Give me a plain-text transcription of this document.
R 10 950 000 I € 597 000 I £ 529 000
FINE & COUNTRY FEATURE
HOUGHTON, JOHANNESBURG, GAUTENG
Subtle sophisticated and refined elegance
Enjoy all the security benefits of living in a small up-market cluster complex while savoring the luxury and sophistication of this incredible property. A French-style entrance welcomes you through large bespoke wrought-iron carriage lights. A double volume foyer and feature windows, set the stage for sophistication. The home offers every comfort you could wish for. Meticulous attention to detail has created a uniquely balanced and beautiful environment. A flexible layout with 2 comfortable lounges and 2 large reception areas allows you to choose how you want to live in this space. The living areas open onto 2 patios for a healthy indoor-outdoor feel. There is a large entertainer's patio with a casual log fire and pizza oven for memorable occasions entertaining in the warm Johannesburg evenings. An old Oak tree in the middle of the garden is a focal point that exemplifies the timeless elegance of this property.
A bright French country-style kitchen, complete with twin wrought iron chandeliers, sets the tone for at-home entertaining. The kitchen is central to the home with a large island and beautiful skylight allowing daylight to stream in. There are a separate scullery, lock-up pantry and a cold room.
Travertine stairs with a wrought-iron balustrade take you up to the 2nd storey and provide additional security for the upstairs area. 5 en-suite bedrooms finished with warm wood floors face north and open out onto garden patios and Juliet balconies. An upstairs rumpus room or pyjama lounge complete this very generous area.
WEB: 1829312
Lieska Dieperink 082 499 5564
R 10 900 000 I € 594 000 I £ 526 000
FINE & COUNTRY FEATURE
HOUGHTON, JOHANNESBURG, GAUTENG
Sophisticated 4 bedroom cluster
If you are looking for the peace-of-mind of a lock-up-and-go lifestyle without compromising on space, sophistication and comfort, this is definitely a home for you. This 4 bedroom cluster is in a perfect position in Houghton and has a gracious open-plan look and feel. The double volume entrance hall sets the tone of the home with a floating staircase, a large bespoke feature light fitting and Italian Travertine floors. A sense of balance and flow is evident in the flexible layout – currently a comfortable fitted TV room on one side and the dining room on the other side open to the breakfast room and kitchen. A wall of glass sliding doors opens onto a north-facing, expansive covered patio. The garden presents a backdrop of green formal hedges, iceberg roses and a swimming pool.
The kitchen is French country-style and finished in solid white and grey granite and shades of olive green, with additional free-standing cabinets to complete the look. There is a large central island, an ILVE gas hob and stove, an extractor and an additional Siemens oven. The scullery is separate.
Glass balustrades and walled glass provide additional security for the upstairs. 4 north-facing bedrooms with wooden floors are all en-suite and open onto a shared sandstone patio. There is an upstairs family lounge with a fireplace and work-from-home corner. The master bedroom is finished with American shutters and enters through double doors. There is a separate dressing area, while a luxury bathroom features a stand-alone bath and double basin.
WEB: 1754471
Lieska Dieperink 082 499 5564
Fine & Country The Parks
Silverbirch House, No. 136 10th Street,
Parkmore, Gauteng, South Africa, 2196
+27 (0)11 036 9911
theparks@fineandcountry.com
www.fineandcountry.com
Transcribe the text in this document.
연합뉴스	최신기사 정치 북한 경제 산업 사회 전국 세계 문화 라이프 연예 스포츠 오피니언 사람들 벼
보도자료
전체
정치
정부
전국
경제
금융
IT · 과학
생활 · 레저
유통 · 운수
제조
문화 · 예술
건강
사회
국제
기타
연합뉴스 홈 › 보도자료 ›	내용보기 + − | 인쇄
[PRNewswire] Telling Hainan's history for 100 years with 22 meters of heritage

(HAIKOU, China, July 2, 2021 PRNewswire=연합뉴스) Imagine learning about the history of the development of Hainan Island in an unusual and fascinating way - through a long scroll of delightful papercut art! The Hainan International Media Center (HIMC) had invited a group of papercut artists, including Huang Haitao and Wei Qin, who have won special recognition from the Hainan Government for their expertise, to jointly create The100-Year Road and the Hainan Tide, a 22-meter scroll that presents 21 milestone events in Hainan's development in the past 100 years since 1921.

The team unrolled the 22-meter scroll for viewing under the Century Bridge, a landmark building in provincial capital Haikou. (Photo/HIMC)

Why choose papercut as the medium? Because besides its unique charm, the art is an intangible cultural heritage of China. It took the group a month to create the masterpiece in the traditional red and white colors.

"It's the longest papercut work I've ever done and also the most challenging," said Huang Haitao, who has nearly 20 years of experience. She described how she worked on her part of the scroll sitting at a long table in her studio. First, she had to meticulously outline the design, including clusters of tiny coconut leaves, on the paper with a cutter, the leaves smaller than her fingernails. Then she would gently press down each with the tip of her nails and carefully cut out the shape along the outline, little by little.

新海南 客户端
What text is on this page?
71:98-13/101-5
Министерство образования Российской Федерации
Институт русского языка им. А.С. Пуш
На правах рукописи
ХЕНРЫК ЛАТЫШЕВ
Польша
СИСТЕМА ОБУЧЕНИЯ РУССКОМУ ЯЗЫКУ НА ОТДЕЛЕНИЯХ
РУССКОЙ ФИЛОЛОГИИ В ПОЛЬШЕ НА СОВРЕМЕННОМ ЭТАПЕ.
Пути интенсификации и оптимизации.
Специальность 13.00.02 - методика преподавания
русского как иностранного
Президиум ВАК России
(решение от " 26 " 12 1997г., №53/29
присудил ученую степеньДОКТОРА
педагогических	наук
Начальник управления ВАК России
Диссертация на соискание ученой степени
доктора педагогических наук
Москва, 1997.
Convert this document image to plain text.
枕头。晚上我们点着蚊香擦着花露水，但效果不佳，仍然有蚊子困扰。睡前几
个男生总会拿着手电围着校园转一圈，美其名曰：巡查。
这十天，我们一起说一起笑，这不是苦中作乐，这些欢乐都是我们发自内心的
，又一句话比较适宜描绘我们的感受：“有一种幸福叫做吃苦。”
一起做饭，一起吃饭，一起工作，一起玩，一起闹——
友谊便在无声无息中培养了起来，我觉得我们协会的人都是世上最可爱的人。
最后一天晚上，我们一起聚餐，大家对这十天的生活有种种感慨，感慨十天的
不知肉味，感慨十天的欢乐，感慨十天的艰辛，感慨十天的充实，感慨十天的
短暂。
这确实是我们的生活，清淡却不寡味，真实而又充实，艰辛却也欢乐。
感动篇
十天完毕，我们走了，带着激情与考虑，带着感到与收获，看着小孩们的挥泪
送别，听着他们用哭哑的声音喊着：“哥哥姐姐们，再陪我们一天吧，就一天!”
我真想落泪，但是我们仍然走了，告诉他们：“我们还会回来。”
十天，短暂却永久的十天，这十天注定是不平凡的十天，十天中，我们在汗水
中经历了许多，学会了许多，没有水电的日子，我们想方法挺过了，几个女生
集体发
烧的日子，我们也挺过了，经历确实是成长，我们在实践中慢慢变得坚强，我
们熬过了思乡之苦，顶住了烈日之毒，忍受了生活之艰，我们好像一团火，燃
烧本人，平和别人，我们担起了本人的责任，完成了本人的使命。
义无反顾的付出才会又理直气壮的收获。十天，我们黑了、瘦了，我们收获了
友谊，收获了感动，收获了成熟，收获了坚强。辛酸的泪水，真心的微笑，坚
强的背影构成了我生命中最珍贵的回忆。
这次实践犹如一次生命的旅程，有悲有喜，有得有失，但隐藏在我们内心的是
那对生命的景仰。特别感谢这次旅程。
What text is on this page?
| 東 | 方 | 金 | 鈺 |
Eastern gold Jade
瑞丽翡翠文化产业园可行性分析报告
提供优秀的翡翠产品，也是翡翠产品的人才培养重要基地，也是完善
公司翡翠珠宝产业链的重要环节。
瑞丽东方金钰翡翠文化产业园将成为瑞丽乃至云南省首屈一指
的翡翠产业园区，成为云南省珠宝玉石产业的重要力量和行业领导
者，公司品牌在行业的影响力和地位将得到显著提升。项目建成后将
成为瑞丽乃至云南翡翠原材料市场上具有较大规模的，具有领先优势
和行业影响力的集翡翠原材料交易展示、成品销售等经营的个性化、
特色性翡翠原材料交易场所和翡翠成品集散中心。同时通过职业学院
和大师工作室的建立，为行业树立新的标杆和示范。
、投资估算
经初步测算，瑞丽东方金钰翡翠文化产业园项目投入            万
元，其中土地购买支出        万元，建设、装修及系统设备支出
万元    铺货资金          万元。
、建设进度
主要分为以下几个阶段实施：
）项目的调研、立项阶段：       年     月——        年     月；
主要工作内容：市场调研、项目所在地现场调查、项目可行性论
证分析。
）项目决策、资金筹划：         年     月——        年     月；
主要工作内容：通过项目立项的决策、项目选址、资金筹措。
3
**********
[EXERCISE REQUIREMENTS]:
Using the data above, copy each line that contains "document".

[SOLUTION TO THE PROBLEM]:
Give me a plain-text transcription of this document.
Transcribe the text in this document.
Convert this document image to plain text.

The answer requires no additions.